** START **

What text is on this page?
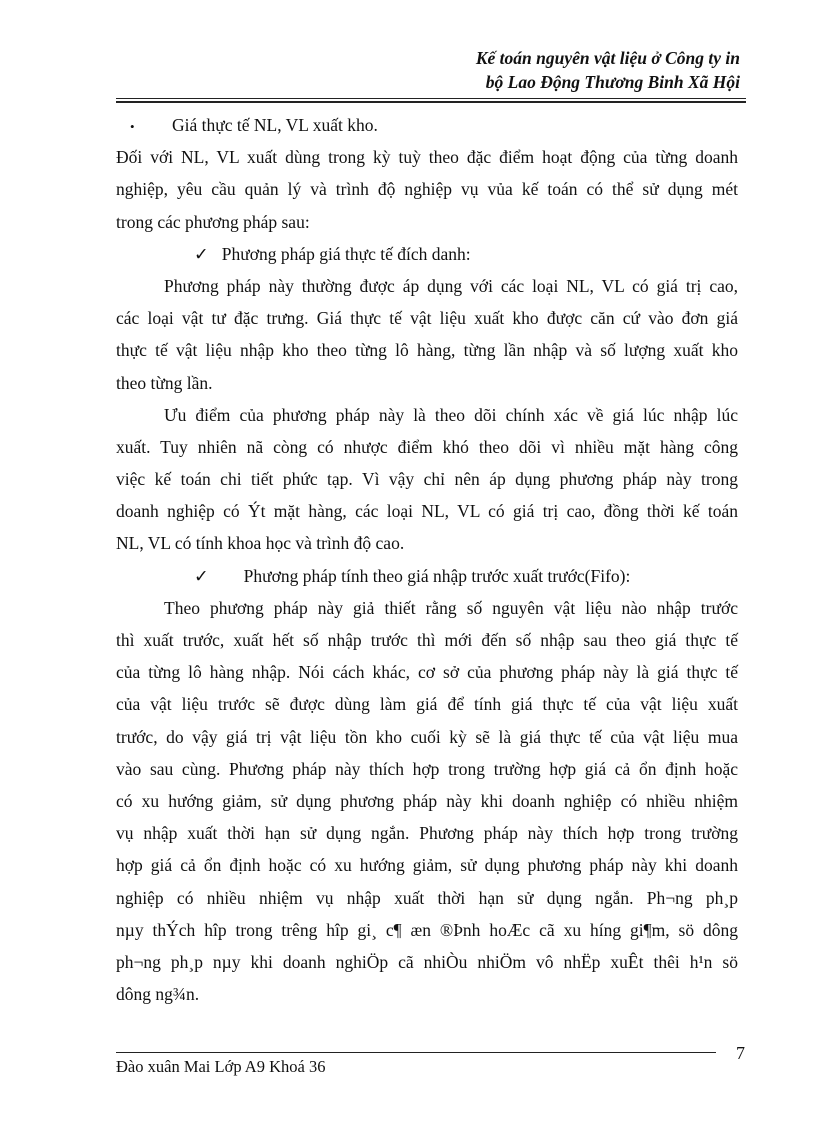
Kế toán nguyên vật liệu ở Công ty in
bộ Lao Động Thương Binh Xã Hội
• Giá thực tế NL, VL xuất kho.
Đối với NL, VL xuất dùng trong kỳ tuỳ theo đặc điểm hoạt động của từng doanh
nghiệp, yêu cầu quản lý và trình độ nghiệp vụ vủa kế toán có thể sử dụng mét
trong các phương pháp sau:
✓ Phương pháp giá thực tế đích danh:
Phương pháp này thường được áp dụng với các loại NL, VL có giá trị cao,
các loại vật tư đặc trưng. Giá thực tế vật liệu xuất kho được căn cứ vào đơn giá
thực tế vật liệu nhập kho theo từng lô hàng, từng lần nhập và số lượng xuất kho
theo từng lần.
Ưu điểm của phương pháp này là theo dõi chính xác về giá lúc nhập lúc
xuất. Tuy nhiên nã còng có nhược điểm khó theo dõi vì nhiều mặt hàng công
việc kế toán chi tiết phức tạp. Vì vậy chỉ nên áp dụng phương pháp này trong
doanh nghiệp có Ýt mặt hàng, các loại NL, VL có giá trị cao, đồng thời kế toán
NL, VL có tính khoa học và trình độ cao.
✓ Phương pháp tính theo giá nhập trước xuất trước(Fifo):
Theo phương pháp này giả thiết rằng số nguyên vật liệu nào nhập trước
thì xuất trước, xuất hết số nhập trước thì mới đến số nhập sau theo giá thực tế
của từng lô hàng nhập. Nói cách khác, cơ sở của phương pháp này là giá thực tế
của vật liệu trước sẽ được dùng làm giá để tính giá thực tế của vật liệu xuất
trước, do vậy giá trị vật liệu tồn kho cuối kỳ sẽ là giá thực tế của vật liệu mua
vào sau cùng. Phương pháp này thích hợp trong trường hợp giá cả ổn định hoặc
có xu hướng giảm, sử dụng phương pháp này khi doanh nghiệp có nhiều nhiệm
vụ nhập xuất thời hạn sử dụng ngắn. Phương pháp này thích hợp trong trường
hợp giá cả ổn định hoặc có xu hướng giảm, sử dụng phương pháp này khi doanh
nghiệp có nhiều nhiệm vụ nhập xuất thời hạn sử dụng ngắn. Ph¬ng ph¸p
nµy thÝch hîp trong trêng hîp gi¸ c¶ æn ®Þnh hoÆc cã xu híng gi¶m, sö dông
ph¬ng ph¸p nµy khi doanh nghiÖp cã nhiÒu nhiÖm vô nhËp xuÊt thêi h¹n sö
dông ng¾n.
7
Đào xuân Mai Lớp A9 Khoá 36
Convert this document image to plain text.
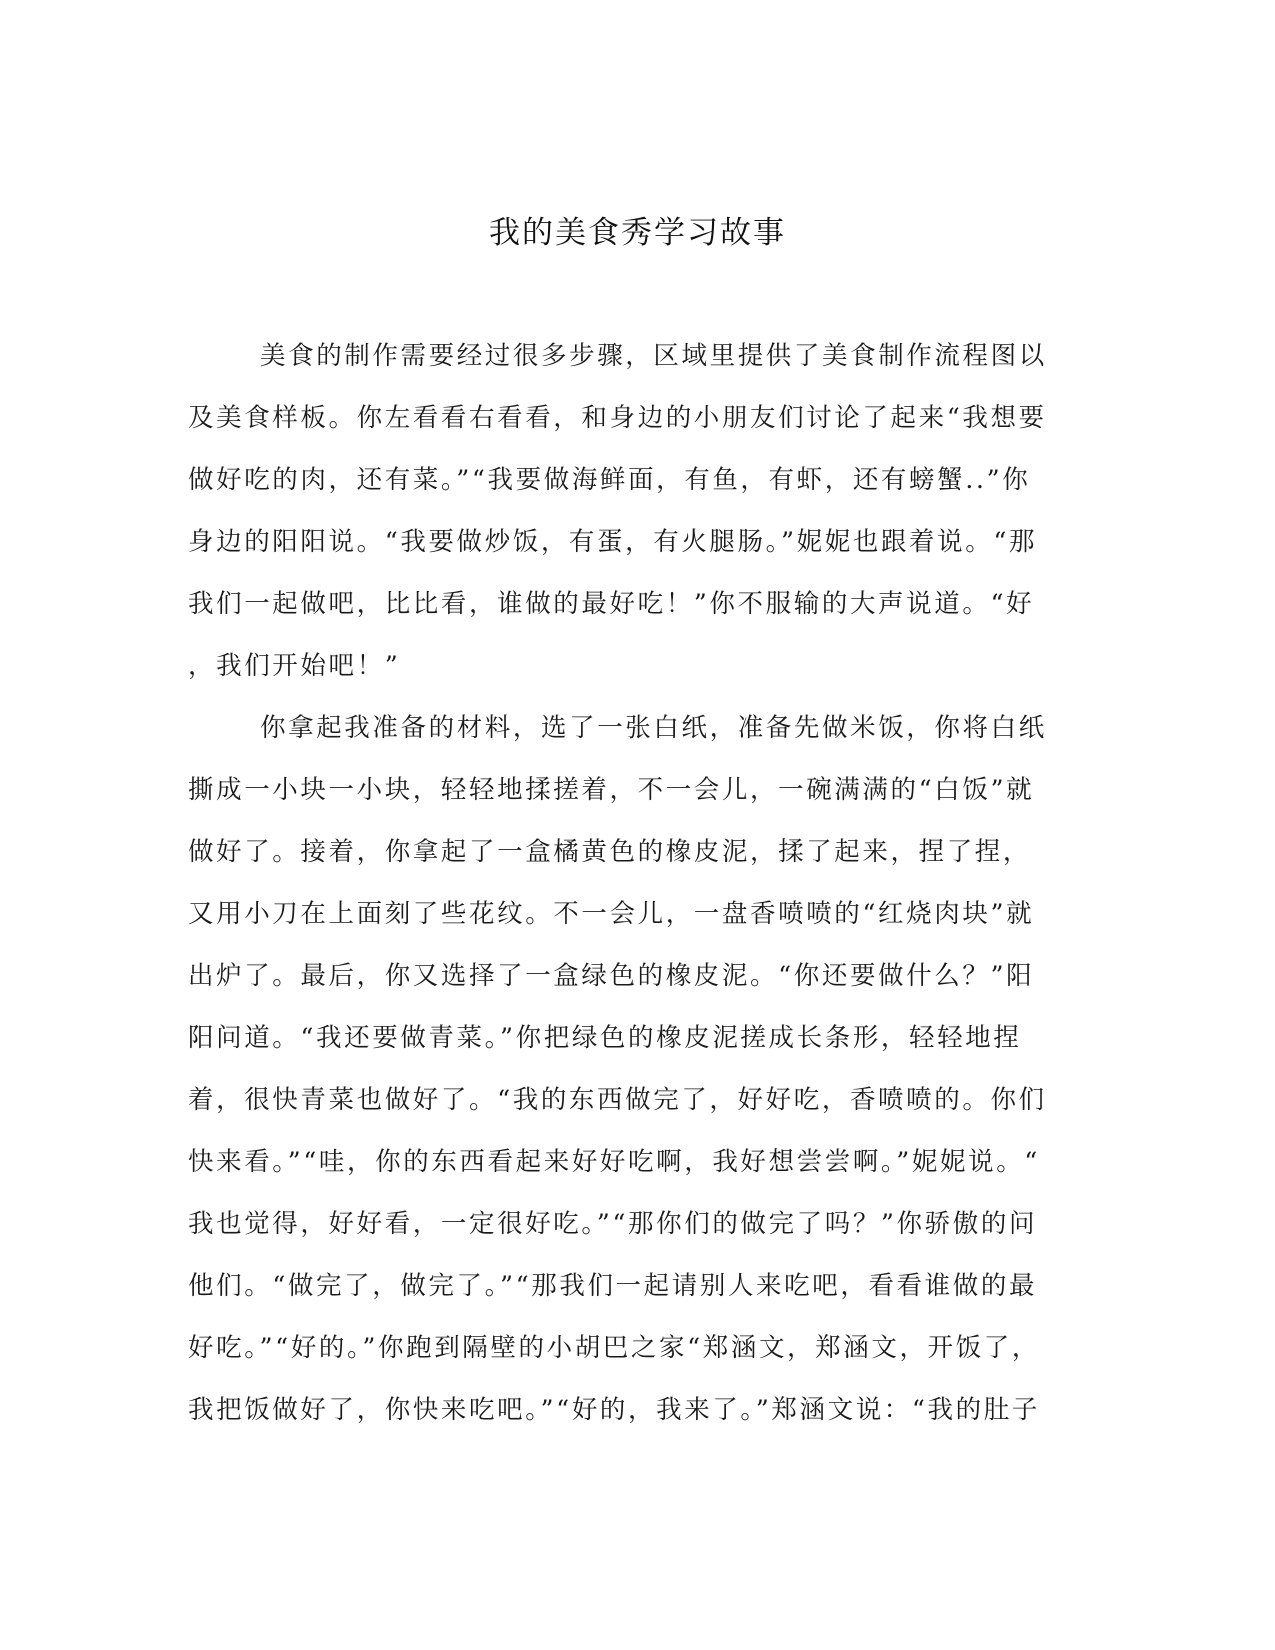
我的美食秀学习故事
美食的制作需要经过很多步骤，区域里提供了美食制作流程图以
及美食样板。你左看看右看看，和身边的小朋友们讨论了起来“我想要
做好吃的肉，还有菜。”“我要做海鲜面，有鱼，有虾，还有螃蟹..”你
身边的阳阳说。“我要做炒饭，有蛋，有火腿肠。”妮妮也跟着说。“那
我们一起做吧，比比看，谁做的最好吃！”你不服输的大声说道。“好
，我们开始吧！”
你拿起我准备的材料，选了一张白纸，准备先做米饭，你将白纸
撕成一小块一小块，轻轻地揉搓着，不一会儿，一碗满满的“白饭”就
做好了。接着，你拿起了一盒橘黄色的橡皮泥，揉了起来，捏了捏，
又用小刀在上面刻了些花纹。不一会儿，一盘香喷喷的“红烧肉块”就
出炉了。最后，你又选择了一盒绿色的橡皮泥。“你还要做什么？”阳
阳问道。“我还要做青菜。”你把绿色的橡皮泥搓成长条形，轻轻地捏
着，很快青菜也做好了。“我的东西做完了，好好吃，香喷喷的。你们
快来看。”“哇，你的东西看起来好好吃啊，我好想尝尝啊。”妮妮说。“
我也觉得，好好看，一定很好吃。”“那你们的做完了吗？”你骄傲的问
他们。“做完了，做完了。”“那我们一起请别人来吃吧，看看谁做的最
好吃。”“好的。”你跑到隔壁的小胡巴之家“郑涵文，郑涵文，开饭了，
我把饭做好了，你快来吃吧。”“好的，我来了。”郑涵文说：“我的肚子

** END **

→ TASK OBJECTIVE: Where a line of the data holds "giảm", show that line.

→ ANSWER TO THE TASK:
có xu hướng giảm, sử dụng phương pháp này khi doanh nghiệp có nhiều nhiệm
hợp giá cả ổn định hoặc có xu hướng giảm, sử dụng phương pháp này khi doanh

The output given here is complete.